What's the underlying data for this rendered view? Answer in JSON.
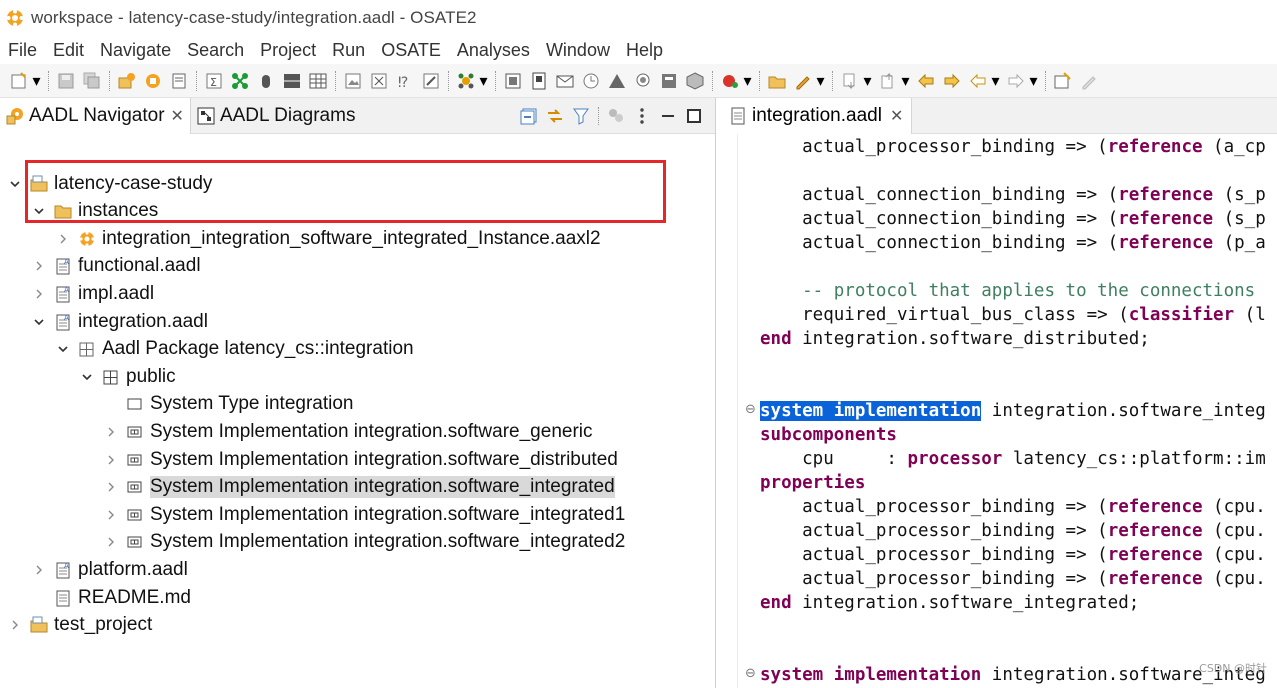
{
  "window": {
    "title": "workspace - latency-case-study/integration.aadl - OSATE2",
    "app_icon": "osate-gear-icon"
  },
  "menu": [
    "File",
    "Edit",
    "Navigate",
    "Search",
    "Project",
    "Run",
    "OSATE",
    "Analyses",
    "Window",
    "Help"
  ],
  "left_tabs": [
    {
      "label": "AADL Navigator",
      "icon": "aadl-navigator-icon",
      "closable": true,
      "active": true
    },
    {
      "label": "AADL Diagrams",
      "icon": "aadl-diagrams-icon",
      "closable": false,
      "active": false
    }
  ],
  "tree": [
    {
      "label": "latency-case-study",
      "icon": "project-folder-icon",
      "twisty": "expanded",
      "indent": 0
    },
    {
      "label": "instances",
      "icon": "folder-icon",
      "twisty": "expanded",
      "indent": 1
    },
    {
      "label": "integration_integration_software_integrated_Instance.aaxl2",
      "icon": "instance-model-icon",
      "twisty": "collapsed",
      "indent": 2
    },
    {
      "label": "functional.aadl",
      "icon": "aadl-file-icon",
      "twisty": "collapsed",
      "indent": 1
    },
    {
      "label": "impl.aadl",
      "icon": "aadl-file-icon",
      "twisty": "collapsed",
      "indent": 1
    },
    {
      "label": "integration.aadl",
      "icon": "aadl-file-icon",
      "twisty": "expanded",
      "indent": 1
    },
    {
      "label": "Aadl Package latency_cs::integration",
      "icon": "package-icon",
      "twisty": "expanded",
      "indent": 2
    },
    {
      "label": "public",
      "icon": "public-section-icon",
      "twisty": "expanded",
      "indent": 3
    },
    {
      "label": "System Type integration",
      "icon": "system-type-icon",
      "twisty": "none",
      "indent": 4
    },
    {
      "label": "System Implementation integration.software_generic",
      "icon": "system-impl-icon",
      "twisty": "collapsed",
      "indent": 4
    },
    {
      "label": "System Implementation integration.software_distributed",
      "icon": "system-impl-icon",
      "twisty": "collapsed",
      "indent": 4
    },
    {
      "label": "System Implementation integration.software_integrated",
      "icon": "system-impl-icon",
      "twisty": "collapsed",
      "indent": 4,
      "selected": true
    },
    {
      "label": "System Implementation integration.software_integrated1",
      "icon": "system-impl-icon",
      "twisty": "collapsed",
      "indent": 4
    },
    {
      "label": "System Implementation integration.software_integrated2",
      "icon": "system-impl-icon",
      "twisty": "collapsed",
      "indent": 4
    },
    {
      "label": "platform.aadl",
      "icon": "aadl-file-icon",
      "twisty": "collapsed",
      "indent": 1
    },
    {
      "label": "README.md",
      "icon": "text-file-icon",
      "twisty": "none",
      "indent": 1
    },
    {
      "label": "test_project",
      "icon": "project-folder-icon",
      "twisty": "collapsed",
      "indent": 0
    }
  ],
  "editor": {
    "tab_label": "integration.aadl",
    "tab_icon": "aadl-file-icon",
    "lines": [
      {
        "segments": [
          {
            "t": "    actual_processor_binding => (",
            "c": "n"
          },
          {
            "t": "reference",
            "c": "kw"
          },
          {
            "t": " (a_cp",
            "c": "n"
          }
        ]
      },
      {
        "segments": []
      },
      {
        "segments": [
          {
            "t": "    actual_connection_binding => (",
            "c": "n"
          },
          {
            "t": "reference",
            "c": "kw"
          },
          {
            "t": " (s_p",
            "c": "n"
          }
        ]
      },
      {
        "segments": [
          {
            "t": "    actual_connection_binding => (",
            "c": "n"
          },
          {
            "t": "reference",
            "c": "kw"
          },
          {
            "t": " (s_p",
            "c": "n"
          }
        ]
      },
      {
        "segments": [
          {
            "t": "    actual_connection_binding => (",
            "c": "n"
          },
          {
            "t": "reference",
            "c": "kw"
          },
          {
            "t": " (p_a",
            "c": "n"
          }
        ]
      },
      {
        "segments": []
      },
      {
        "segments": [
          {
            "t": "    -- protocol that applies to the connections",
            "c": "cm"
          }
        ]
      },
      {
        "segments": [
          {
            "t": "    required_virtual_bus_class => (",
            "c": "n"
          },
          {
            "t": "classifier",
            "c": "kw"
          },
          {
            "t": " (l",
            "c": "n"
          }
        ]
      },
      {
        "segments": [
          {
            "t": "end",
            "c": "kw"
          },
          {
            "t": " integration.software_distributed;",
            "c": "n"
          }
        ]
      },
      {
        "segments": []
      },
      {
        "segments": []
      },
      {
        "fold": true,
        "segments": [
          {
            "t": "system implementation",
            "c": "kwsel"
          },
          {
            "t": " integration.software_integ",
            "c": "n"
          }
        ]
      },
      {
        "segments": [
          {
            "t": "subcomponents",
            "c": "kw"
          }
        ]
      },
      {
        "segments": [
          {
            "t": "    cpu     : ",
            "c": "n"
          },
          {
            "t": "processor",
            "c": "kw"
          },
          {
            "t": " latency_cs::platform::im",
            "c": "n"
          }
        ]
      },
      {
        "segments": [
          {
            "t": "properties",
            "c": "kw"
          }
        ]
      },
      {
        "segments": [
          {
            "t": "    actual_processor_binding => (",
            "c": "n"
          },
          {
            "t": "reference",
            "c": "kw"
          },
          {
            "t": " (cpu.",
            "c": "n"
          }
        ]
      },
      {
        "segments": [
          {
            "t": "    actual_processor_binding => (",
            "c": "n"
          },
          {
            "t": "reference",
            "c": "kw"
          },
          {
            "t": " (cpu.",
            "c": "n"
          }
        ]
      },
      {
        "segments": [
          {
            "t": "    actual_processor_binding => (",
            "c": "n"
          },
          {
            "t": "reference",
            "c": "kw"
          },
          {
            "t": " (cpu.",
            "c": "n"
          }
        ]
      },
      {
        "segments": [
          {
            "t": "    actual_processor_binding => (",
            "c": "n"
          },
          {
            "t": "reference",
            "c": "kw"
          },
          {
            "t": " (cpu.",
            "c": "n"
          }
        ]
      },
      {
        "segments": [
          {
            "t": "end",
            "c": "kw"
          },
          {
            "t": " integration.software_integrated;",
            "c": "n"
          }
        ]
      },
      {
        "segments": []
      },
      {
        "segments": []
      },
      {
        "fold": true,
        "segments": [
          {
            "t": "system implementation",
            "c": "kw"
          },
          {
            "t": " integration.software_integ",
            "c": "n"
          }
        ]
      }
    ]
  },
  "watermark": "CSDN @时针"
}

What this task involves: Will you restate every entry word for word and omit the images?

The answer:
What's the underlying data for this rendered view? Answer in JSON.
{
  "window": {
    "title": "workspace - latency-case-study/integration.aadl - OSATE2",
    "app_icon": "osate-gear-icon"
  },
  "menu": [
    "File",
    "Edit",
    "Navigate",
    "Search",
    "Project",
    "Run",
    "OSATE",
    "Analyses",
    "Window",
    "Help"
  ],
  "left_tabs": [
    {
      "label": "AADL Navigator",
      "icon": "aadl-navigator-icon",
      "closable": true,
      "active": true
    },
    {
      "label": "AADL Diagrams",
      "icon": "aadl-diagrams-icon",
      "closable": false,
      "active": false
    }
  ],
  "tree": [
    {
      "label": "latency-case-study",
      "icon": "project-folder-icon",
      "twisty": "expanded",
      "indent": 0
    },
    {
      "label": "instances",
      "icon": "folder-icon",
      "twisty": "expanded",
      "indent": 1
    },
    {
      "label": "integration_integration_software_integrated_Instance.aaxl2",
      "icon": "instance-model-icon",
      "twisty": "collapsed",
      "indent": 2
    },
    {
      "label": "functional.aadl",
      "icon": "aadl-file-icon",
      "twisty": "collapsed",
      "indent": 1
    },
    {
      "label": "impl.aadl",
      "icon": "aadl-file-icon",
      "twisty": "collapsed",
      "indent": 1
    },
    {
      "label": "integration.aadl",
      "icon": "aadl-file-icon",
      "twisty": "expanded",
      "indent": 1
    },
    {
      "label": "Aadl Package latency_cs::integration",
      "icon": "package-icon",
      "twisty": "expanded",
      "indent": 2
    },
    {
      "label": "public",
      "icon": "public-section-icon",
      "twisty": "expanded",
      "indent": 3
    },
    {
      "label": "System Type integration",
      "icon": "system-type-icon",
      "twisty": "none",
      "indent": 4
    },
    {
      "label": "System Implementation integration.software_generic",
      "icon": "system-impl-icon",
      "twisty": "collapsed",
      "indent": 4
    },
    {
      "label": "System Implementation integration.software_distributed",
      "icon": "system-impl-icon",
      "twisty": "collapsed",
      "indent": 4
    },
    {
      "label": "System Implementation integration.software_integrated",
      "icon": "system-impl-icon",
      "twisty": "collapsed",
      "indent": 4,
      "selected": true
    },
    {
      "label": "System Implementation integration.software_integrated1",
      "icon": "system-impl-icon",
      "twisty": "collapsed",
      "indent": 4
    },
    {
      "label": "System Implementation integration.software_integrated2",
      "icon": "system-impl-icon",
      "twisty": "collapsed",
      "indent": 4
    },
    {
      "label": "platform.aadl",
      "icon": "aadl-file-icon",
      "twisty": "collapsed",
      "indent": 1
    },
    {
      "label": "README.md",
      "icon": "text-file-icon",
      "twisty": "none",
      "indent": 1
    },
    {
      "label": "test_project",
      "icon": "project-folder-icon",
      "twisty": "collapsed",
      "indent": 0
    }
  ],
  "editor": {
    "tab_label": "integration.aadl",
    "tab_icon": "aadl-file-icon",
    "lines": [
      {
        "segments": [
          {
            "t": "    actual_processor_binding => (",
            "c": "n"
          },
          {
            "t": "reference",
            "c": "kw"
          },
          {
            "t": " (a_cp",
            "c": "n"
          }
        ]
      },
      {
        "segments": []
      },
      {
        "segments": [
          {
            "t": "    actual_connection_binding => (",
            "c": "n"
          },
          {
            "t": "reference",
            "c": "kw"
          },
          {
            "t": " (s_p",
            "c": "n"
          }
        ]
      },
      {
        "segments": [
          {
            "t": "    actual_connection_binding => (",
            "c": "n"
          },
          {
            "t": "reference",
            "c": "kw"
          },
          {
            "t": " (s_p",
            "c": "n"
          }
        ]
      },
      {
        "segments": [
          {
            "t": "    actual_connection_binding => (",
            "c": "n"
          },
          {
            "t": "reference",
            "c": "kw"
          },
          {
            "t": " (p_a",
            "c": "n"
          }
        ]
      },
      {
        "segments": []
      },
      {
        "segments": [
          {
            "t": "    -- protocol that applies to the connections",
            "c": "cm"
          }
        ]
      },
      {
        "segments": [
          {
            "t": "    required_virtual_bus_class => (",
            "c": "n"
          },
          {
            "t": "classifier",
            "c": "kw"
          },
          {
            "t": " (l",
            "c": "n"
          }
        ]
      },
      {
        "segments": [
          {
            "t": "end",
            "c": "kw"
          },
          {
            "t": " integration.software_distributed;",
            "c": "n"
          }
        ]
      },
      {
        "segments": []
      },
      {
        "segments": []
      },
      {
        "fold": true,
        "segments": [
          {
            "t": "system implementation",
            "c": "kwsel"
          },
          {
            "t": " integration.software_integ",
            "c": "n"
          }
        ]
      },
      {
        "segments": [
          {
            "t": "subcomponents",
            "c": "kw"
          }
        ]
      },
      {
        "segments": [
          {
            "t": "    cpu     : ",
            "c": "n"
          },
          {
            "t": "processor",
            "c": "kw"
          },
          {
            "t": " latency_cs::platform::im",
            "c": "n"
          }
        ]
      },
      {
        "segments": [
          {
            "t": "properties",
            "c": "kw"
          }
        ]
      },
      {
        "segments": [
          {
            "t": "    actual_processor_binding => (",
            "c": "n"
          },
          {
            "t": "reference",
            "c": "kw"
          },
          {
            "t": " (cpu.",
            "c": "n"
          }
        ]
      },
      {
        "segments": [
          {
            "t": "    actual_processor_binding => (",
            "c": "n"
          },
          {
            "t": "reference",
            "c": "kw"
          },
          {
            "t": " (cpu.",
            "c": "n"
          }
        ]
      },
      {
        "segments": [
          {
            "t": "    actual_processor_binding => (",
            "c": "n"
          },
          {
            "t": "reference",
            "c": "kw"
          },
          {
            "t": " (cpu.",
            "c": "n"
          }
        ]
      },
      {
        "segments": [
          {
            "t": "    actual_processor_binding => (",
            "c": "n"
          },
          {
            "t": "reference",
            "c": "kw"
          },
          {
            "t": " (cpu.",
            "c": "n"
          }
        ]
      },
      {
        "segments": [
          {
            "t": "end",
            "c": "kw"
          },
          {
            "t": " integration.software_integrated;",
            "c": "n"
          }
        ]
      },
      {
        "segments": []
      },
      {
        "segments": []
      },
      {
        "fold": true,
        "segments": [
          {
            "t": "system implementation",
            "c": "kw"
          },
          {
            "t": " integration.software_integ",
            "c": "n"
          }
        ]
      }
    ]
  },
  "watermark": "CSDN @时针"
}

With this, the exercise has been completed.